SOURCE DATA:
********

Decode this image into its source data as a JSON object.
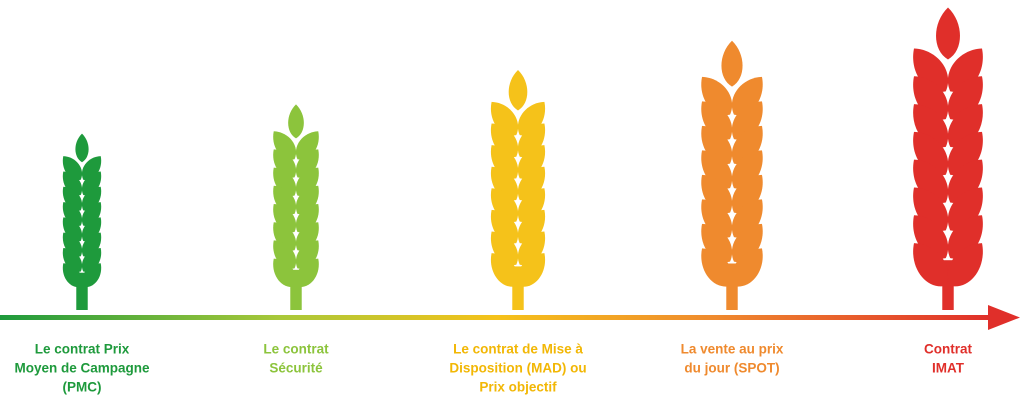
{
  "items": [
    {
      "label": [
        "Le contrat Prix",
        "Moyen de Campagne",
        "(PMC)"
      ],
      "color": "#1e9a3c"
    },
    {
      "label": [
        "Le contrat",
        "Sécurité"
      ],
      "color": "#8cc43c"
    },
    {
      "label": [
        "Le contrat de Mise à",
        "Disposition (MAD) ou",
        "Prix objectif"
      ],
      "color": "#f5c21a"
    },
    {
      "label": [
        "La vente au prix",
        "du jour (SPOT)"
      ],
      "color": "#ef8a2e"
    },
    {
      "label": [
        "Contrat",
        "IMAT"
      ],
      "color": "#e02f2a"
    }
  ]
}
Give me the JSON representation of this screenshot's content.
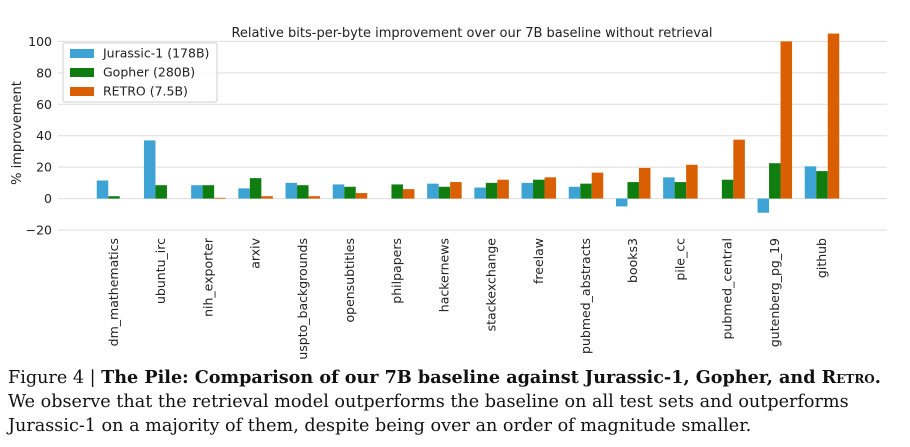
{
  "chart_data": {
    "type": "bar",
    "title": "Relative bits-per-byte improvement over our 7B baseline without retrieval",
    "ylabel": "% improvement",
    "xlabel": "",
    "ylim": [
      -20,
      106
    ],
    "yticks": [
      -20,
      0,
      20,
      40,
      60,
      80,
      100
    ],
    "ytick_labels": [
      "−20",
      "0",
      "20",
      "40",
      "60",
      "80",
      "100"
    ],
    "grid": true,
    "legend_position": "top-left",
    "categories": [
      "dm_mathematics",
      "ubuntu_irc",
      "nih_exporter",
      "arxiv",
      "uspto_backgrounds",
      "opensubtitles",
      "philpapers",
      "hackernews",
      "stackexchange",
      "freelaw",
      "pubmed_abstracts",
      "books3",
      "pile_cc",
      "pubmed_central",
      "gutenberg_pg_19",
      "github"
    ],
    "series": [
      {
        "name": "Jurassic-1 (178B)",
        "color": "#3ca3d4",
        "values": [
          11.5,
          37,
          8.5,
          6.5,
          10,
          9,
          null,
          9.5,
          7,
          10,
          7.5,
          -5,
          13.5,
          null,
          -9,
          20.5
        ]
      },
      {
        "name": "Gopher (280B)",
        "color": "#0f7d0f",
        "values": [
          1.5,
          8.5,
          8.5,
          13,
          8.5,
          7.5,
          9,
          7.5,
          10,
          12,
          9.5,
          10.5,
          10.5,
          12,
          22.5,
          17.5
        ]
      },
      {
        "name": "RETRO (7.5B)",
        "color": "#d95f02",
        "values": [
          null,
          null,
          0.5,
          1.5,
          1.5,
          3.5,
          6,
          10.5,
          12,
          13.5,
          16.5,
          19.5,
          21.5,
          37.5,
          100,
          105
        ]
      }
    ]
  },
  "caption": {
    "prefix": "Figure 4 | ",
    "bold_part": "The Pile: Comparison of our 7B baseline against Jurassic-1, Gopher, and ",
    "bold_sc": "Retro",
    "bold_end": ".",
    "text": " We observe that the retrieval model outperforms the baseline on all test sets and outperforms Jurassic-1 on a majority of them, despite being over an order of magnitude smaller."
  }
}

********

SHORT PROBLEM:
The records above must be echoed exactly, minus their pictures.

FINAL RESULT:
Decode this image into its source data as a JSON object.
{
  "items": [
    {
      "label": [
        "Le contrat Prix",
        "Moyen de Campagne",
        "(PMC)"
      ],
      "color": "#1e9a3c"
    },
    {
      "label": [
        "Le contrat",
        "Sécurité"
      ],
      "color": "#8cc43c"
    },
    {
      "label": [
        "Le contrat de Mise à",
        "Disposition (MAD) ou",
        "Prix objectif"
      ],
      "color": "#f5c21a"
    },
    {
      "label": [
        "La vente au prix",
        "du jour (SPOT)"
      ],
      "color": "#ef8a2e"
    },
    {
      "label": [
        "Contrat",
        "IMAT"
      ],
      "color": "#e02f2a"
    }
  ]
}
Give me the JSON representation of this screenshot's content.
{
  "chart_data": {
    "type": "bar",
    "title": "Relative bits-per-byte improvement over our 7B baseline without retrieval",
    "ylabel": "% improvement",
    "xlabel": "",
    "ylim": [
      -20,
      106
    ],
    "yticks": [
      -20,
      0,
      20,
      40,
      60,
      80,
      100
    ],
    "ytick_labels": [
      "−20",
      "0",
      "20",
      "40",
      "60",
      "80",
      "100"
    ],
    "grid": true,
    "legend_position": "top-left",
    "categories": [
      "dm_mathematics",
      "ubuntu_irc",
      "nih_exporter",
      "arxiv",
      "uspto_backgrounds",
      "opensubtitles",
      "philpapers",
      "hackernews",
      "stackexchange",
      "freelaw",
      "pubmed_abstracts",
      "books3",
      "pile_cc",
      "pubmed_central",
      "gutenberg_pg_19",
      "github"
    ],
    "series": [
      {
        "name": "Jurassic-1 (178B)",
        "color": "#3ca3d4",
        "values": [
          11.5,
          37,
          8.5,
          6.5,
          10,
          9,
          null,
          9.5,
          7,
          10,
          7.5,
          -5,
          13.5,
          null,
          -9,
          20.5
        ]
      },
      {
        "name": "Gopher (280B)",
        "color": "#0f7d0f",
        "values": [
          1.5,
          8.5,
          8.5,
          13,
          8.5,
          7.5,
          9,
          7.5,
          10,
          12,
          9.5,
          10.5,
          10.5,
          12,
          22.5,
          17.5
        ]
      },
      {
        "name": "RETRO (7.5B)",
        "color": "#d95f02",
        "values": [
          null,
          null,
          0.5,
          1.5,
          1.5,
          3.5,
          6,
          10.5,
          12,
          13.5,
          16.5,
          19.5,
          21.5,
          37.5,
          100,
          105
        ]
      }
    ]
  },
  "caption": {
    "prefix": "Figure 4 | ",
    "bold_part": "The Pile: Comparison of our 7B baseline against Jurassic-1, Gopher, and ",
    "bold_sc": "Retro",
    "bold_end": ".",
    "text": " We observe that the retrieval model outperforms the baseline on all test sets and outperforms Jurassic-1 on a majority of them, despite being over an order of magnitude smaller."
  }
}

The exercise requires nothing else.